TASK TO COMPLETE:
Retype each line exactly. Skip images.

DATA IN THIS EXERCISE:
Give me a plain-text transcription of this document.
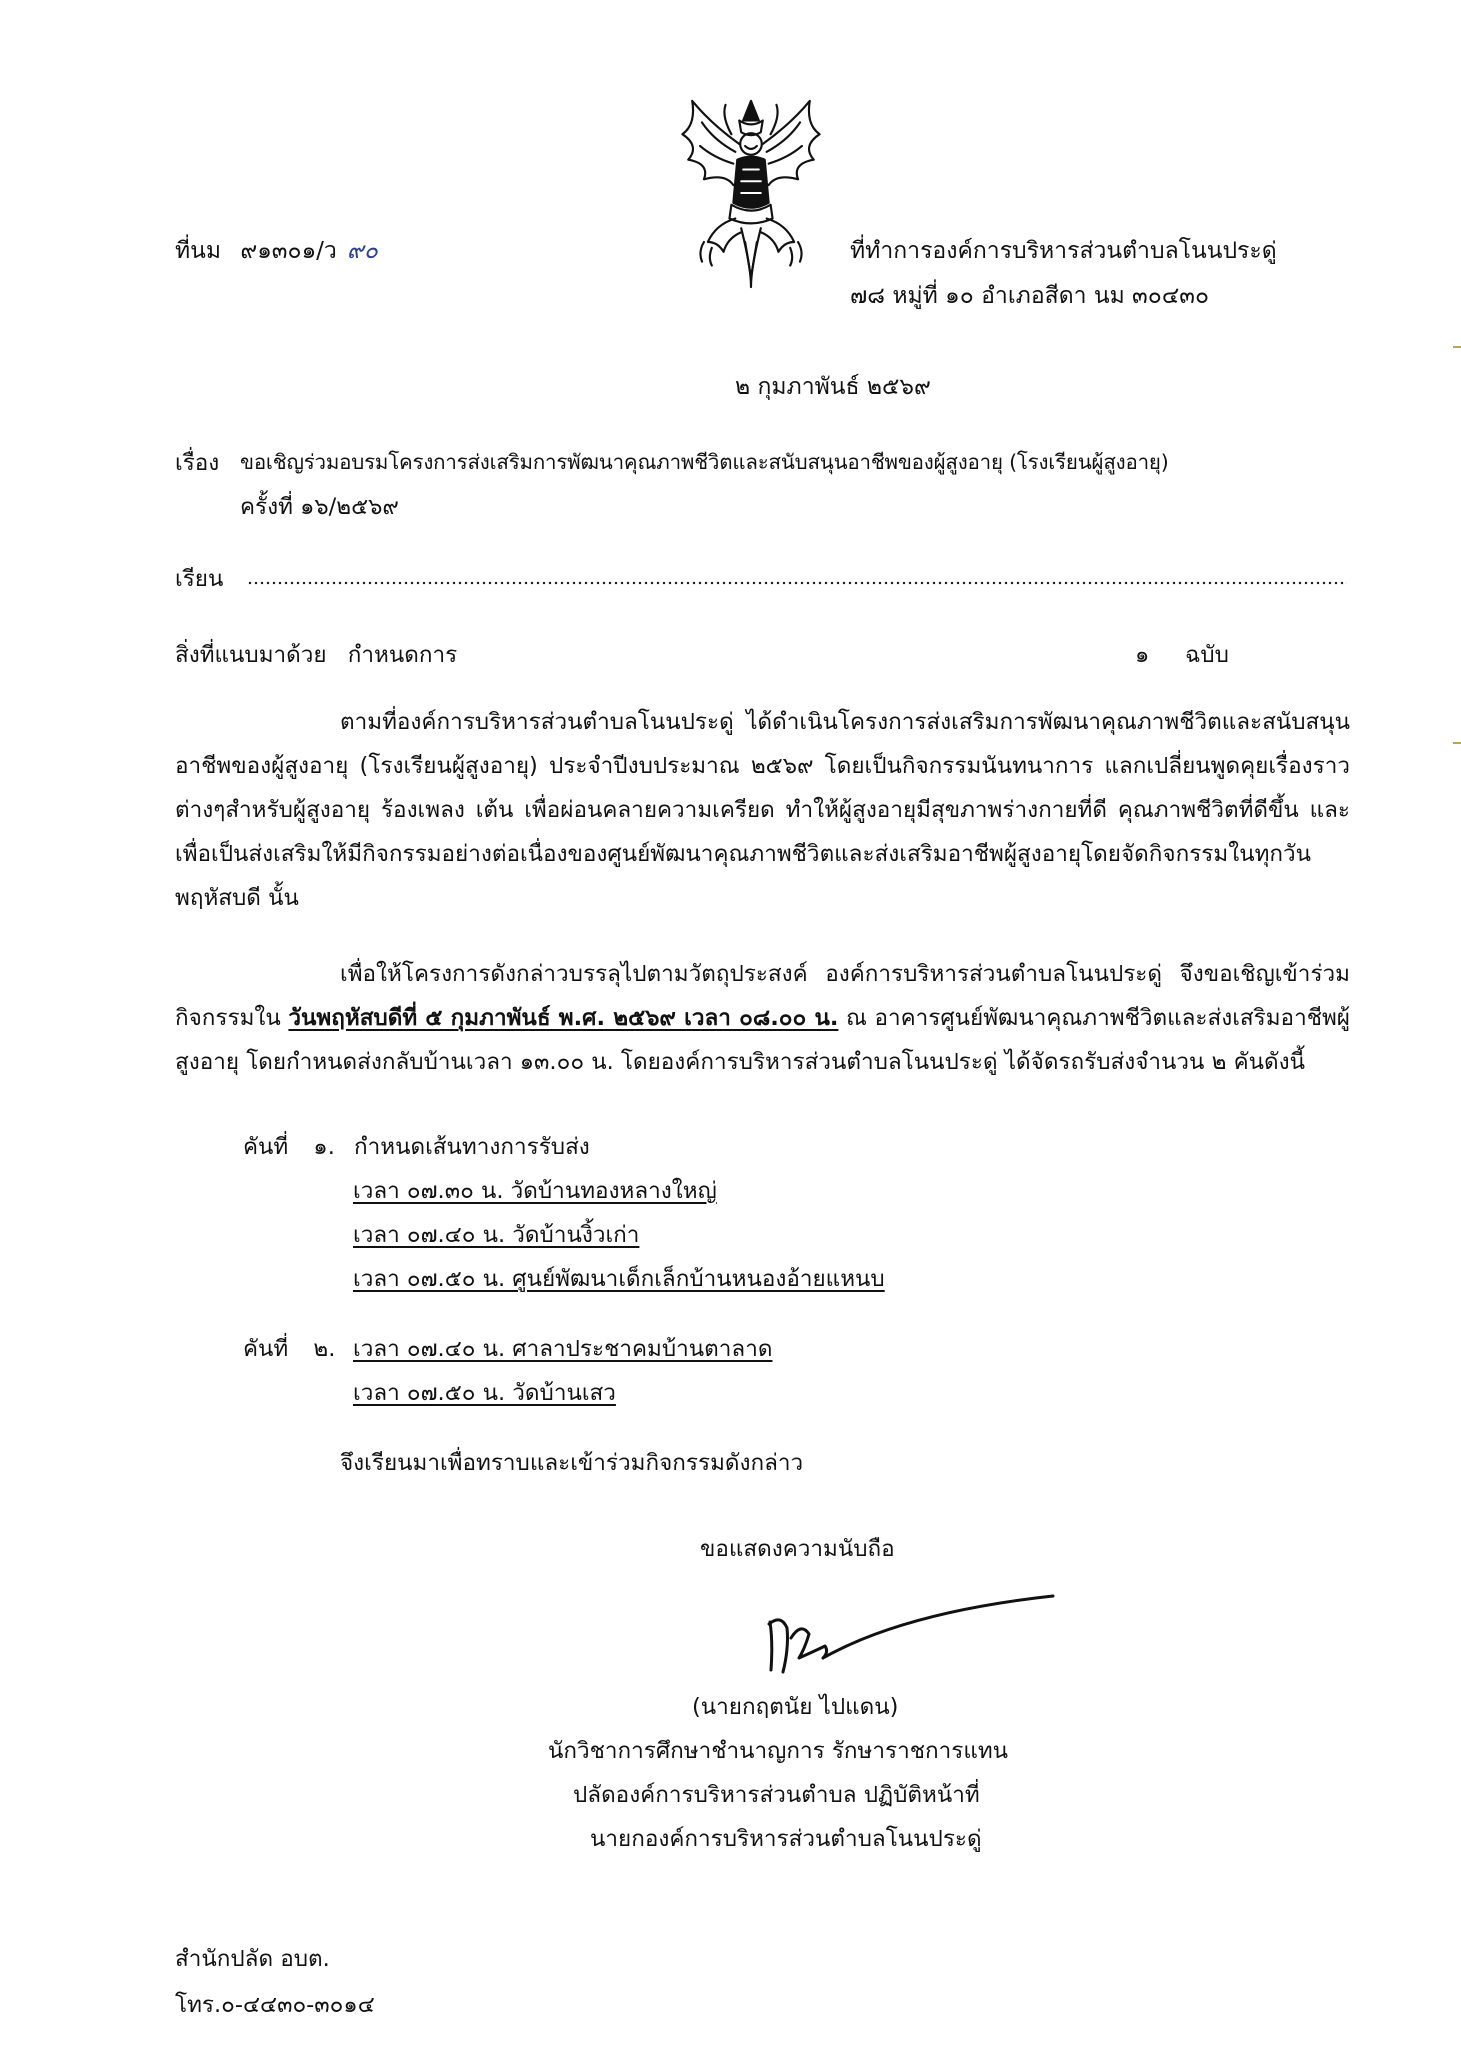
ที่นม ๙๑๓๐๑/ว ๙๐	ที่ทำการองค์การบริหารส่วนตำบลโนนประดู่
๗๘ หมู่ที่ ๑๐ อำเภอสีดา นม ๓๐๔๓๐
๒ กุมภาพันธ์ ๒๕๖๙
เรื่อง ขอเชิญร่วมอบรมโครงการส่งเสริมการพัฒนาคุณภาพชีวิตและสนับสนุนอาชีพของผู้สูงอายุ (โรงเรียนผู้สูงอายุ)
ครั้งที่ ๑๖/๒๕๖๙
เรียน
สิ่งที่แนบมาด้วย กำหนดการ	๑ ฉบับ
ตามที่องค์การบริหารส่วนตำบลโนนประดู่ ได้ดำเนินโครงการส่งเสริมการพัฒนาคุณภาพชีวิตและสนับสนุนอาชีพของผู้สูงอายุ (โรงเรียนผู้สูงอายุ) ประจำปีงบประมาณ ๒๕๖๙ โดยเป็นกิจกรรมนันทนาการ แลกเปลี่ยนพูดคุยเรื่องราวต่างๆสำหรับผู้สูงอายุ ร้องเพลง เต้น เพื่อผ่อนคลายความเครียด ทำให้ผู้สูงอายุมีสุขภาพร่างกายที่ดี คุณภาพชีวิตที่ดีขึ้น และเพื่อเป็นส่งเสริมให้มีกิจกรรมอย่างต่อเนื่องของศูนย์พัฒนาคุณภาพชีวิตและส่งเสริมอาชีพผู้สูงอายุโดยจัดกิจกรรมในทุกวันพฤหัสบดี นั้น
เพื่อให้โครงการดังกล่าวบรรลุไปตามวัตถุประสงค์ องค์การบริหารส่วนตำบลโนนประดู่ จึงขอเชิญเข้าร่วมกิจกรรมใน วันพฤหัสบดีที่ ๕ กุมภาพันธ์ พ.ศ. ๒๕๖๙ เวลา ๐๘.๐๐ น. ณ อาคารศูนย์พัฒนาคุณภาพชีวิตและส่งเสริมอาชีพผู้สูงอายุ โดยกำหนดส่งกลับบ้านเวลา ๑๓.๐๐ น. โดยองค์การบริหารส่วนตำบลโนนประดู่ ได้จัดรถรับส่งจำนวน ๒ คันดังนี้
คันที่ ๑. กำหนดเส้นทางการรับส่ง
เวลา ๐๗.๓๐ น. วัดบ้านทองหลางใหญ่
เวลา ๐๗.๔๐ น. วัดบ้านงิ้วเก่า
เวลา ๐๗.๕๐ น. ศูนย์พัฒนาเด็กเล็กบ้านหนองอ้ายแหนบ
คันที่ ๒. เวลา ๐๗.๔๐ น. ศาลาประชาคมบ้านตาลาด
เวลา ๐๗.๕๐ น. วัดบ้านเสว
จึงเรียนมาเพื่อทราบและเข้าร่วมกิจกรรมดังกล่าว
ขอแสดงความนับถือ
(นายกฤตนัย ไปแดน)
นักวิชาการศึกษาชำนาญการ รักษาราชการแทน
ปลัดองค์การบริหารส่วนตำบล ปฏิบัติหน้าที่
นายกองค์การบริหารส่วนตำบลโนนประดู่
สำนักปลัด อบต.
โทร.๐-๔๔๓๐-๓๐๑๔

COMPLETE ANSWER:
Give me a plain-text transcription of this document.
ที่นม ๙๑๓๐๑/ว ๙๐	ที่ทำการองค์การบริหารส่วนตำบลโนนประดู่
๗๘ หมู่ที่ ๑๐ อำเภอสีดา นม ๓๐๔๓๐
๒ กุมภาพันธ์ ๒๕๖๙
เรื่อง ขอเชิญร่วมอบรมโครงการส่งเสริมการพัฒนาคุณภาพชีวิตและสนับสนุนอาชีพของผู้สูงอายุ (โรงเรียนผู้สูงอายุ)
ครั้งที่ ๑๖/๒๕๖๙
เรียน
สิ่งที่แนบมาด้วย กำหนดการ	๑ ฉบับ
ตามที่องค์การบริหารส่วนตำบลโนนประดู่ ได้ดำเนินโครงการส่งเสริมการพัฒนาคุณภาพชีวิตและสนับสนุนอาชีพของผู้สูงอายุ (โรงเรียนผู้สูงอายุ) ประจำปีงบประมาณ ๒๕๖๙ โดยเป็นกิจกรรมนันทนาการ แลกเปลี่ยนพูดคุยเรื่องราวต่างๆสำหรับผู้สูงอายุ ร้องเพลง เต้น เพื่อผ่อนคลายความเครียด ทำให้ผู้สูงอายุมีสุขภาพร่างกายที่ดี คุณภาพชีวิตที่ดีขึ้น และเพื่อเป็นส่งเสริมให้มีกิจกรรมอย่างต่อเนื่องของศูนย์พัฒนาคุณภาพชีวิตและส่งเสริมอาชีพผู้สูงอายุโดยจัดกิจกรรมในทุกวันพฤหัสบดี นั้น
เพื่อให้โครงการดังกล่าวบรรลุไปตามวัตถุประสงค์ องค์การบริหารส่วนตำบลโนนประดู่ จึงขอเชิญเข้าร่วมกิจกรรมใน วันพฤหัสบดีที่ ๕ กุมภาพันธ์ พ.ศ. ๒๕๖๙ เวลา ๐๘.๐๐ น. ณ อาคารศูนย์พัฒนาคุณภาพชีวิตและส่งเสริมอาชีพผู้สูงอายุ โดยกำหนดส่งกลับบ้านเวลา ๑๓.๐๐ น. โดยองค์การบริหารส่วนตำบลโนนประดู่ ได้จัดรถรับส่งจำนวน ๒ คันดังนี้
คันที่ ๑. กำหนดเส้นทางการรับส่ง
เวลา ๐๗.๓๐ น. วัดบ้านทองหลางใหญ่
เวลา ๐๗.๔๐ น. วัดบ้านงิ้วเก่า
เวลา ๐๗.๕๐ น. ศูนย์พัฒนาเด็กเล็กบ้านหนองอ้ายแหนบ
คันที่ ๒. เวลา ๐๗.๔๐ น. ศาลาประชาคมบ้านตาลาด
เวลา ๐๗.๕๐ น. วัดบ้านเสว
จึงเรียนมาเพื่อทราบและเข้าร่วมกิจกรรมดังกล่าว
ขอแสดงความนับถือ
(นายกฤตนัย ไปแดน)
นักวิชาการศึกษาชำนาญการ รักษาราชการแทน
ปลัดองค์การบริหารส่วนตำบล ปฏิบัติหน้าที่
นายกองค์การบริหารส่วนตำบลโนนประดู่
สำนักปลัด อบต.
โทร.๐-๔๔๓๐-๓๐๑๔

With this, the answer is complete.